> _DATA IN THIS EXERCISE_
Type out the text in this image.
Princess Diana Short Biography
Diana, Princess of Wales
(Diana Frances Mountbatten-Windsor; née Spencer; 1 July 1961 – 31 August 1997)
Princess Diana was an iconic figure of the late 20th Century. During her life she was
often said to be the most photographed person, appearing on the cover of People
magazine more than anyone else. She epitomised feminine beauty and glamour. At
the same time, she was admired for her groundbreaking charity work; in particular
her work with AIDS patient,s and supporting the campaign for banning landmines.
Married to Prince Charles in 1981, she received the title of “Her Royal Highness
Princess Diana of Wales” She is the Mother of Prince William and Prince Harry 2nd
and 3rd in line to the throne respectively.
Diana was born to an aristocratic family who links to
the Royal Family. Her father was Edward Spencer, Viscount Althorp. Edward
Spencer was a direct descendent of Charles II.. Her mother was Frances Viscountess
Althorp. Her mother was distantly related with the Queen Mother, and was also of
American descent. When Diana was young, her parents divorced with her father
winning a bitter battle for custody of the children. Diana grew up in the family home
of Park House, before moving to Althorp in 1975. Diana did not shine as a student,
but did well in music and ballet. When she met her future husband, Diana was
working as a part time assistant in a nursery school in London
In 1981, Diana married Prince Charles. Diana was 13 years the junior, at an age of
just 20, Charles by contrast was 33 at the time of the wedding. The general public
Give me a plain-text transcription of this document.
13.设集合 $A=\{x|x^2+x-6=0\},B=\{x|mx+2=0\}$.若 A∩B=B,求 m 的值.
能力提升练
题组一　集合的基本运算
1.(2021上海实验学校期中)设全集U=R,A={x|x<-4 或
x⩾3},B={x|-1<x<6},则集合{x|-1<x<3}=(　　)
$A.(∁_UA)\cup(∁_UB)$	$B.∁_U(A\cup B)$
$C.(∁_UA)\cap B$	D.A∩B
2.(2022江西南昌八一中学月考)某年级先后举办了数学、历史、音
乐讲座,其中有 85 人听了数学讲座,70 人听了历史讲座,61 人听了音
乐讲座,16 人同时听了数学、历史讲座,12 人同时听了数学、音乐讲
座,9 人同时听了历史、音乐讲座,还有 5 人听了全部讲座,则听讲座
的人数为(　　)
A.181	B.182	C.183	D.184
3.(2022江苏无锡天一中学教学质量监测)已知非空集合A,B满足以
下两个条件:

> _OBJECTIVE_
From the records above, how many lines include the word "Althorp"? Only the number is wanted.

> _SOLUTION TO THE PROBLEM_
3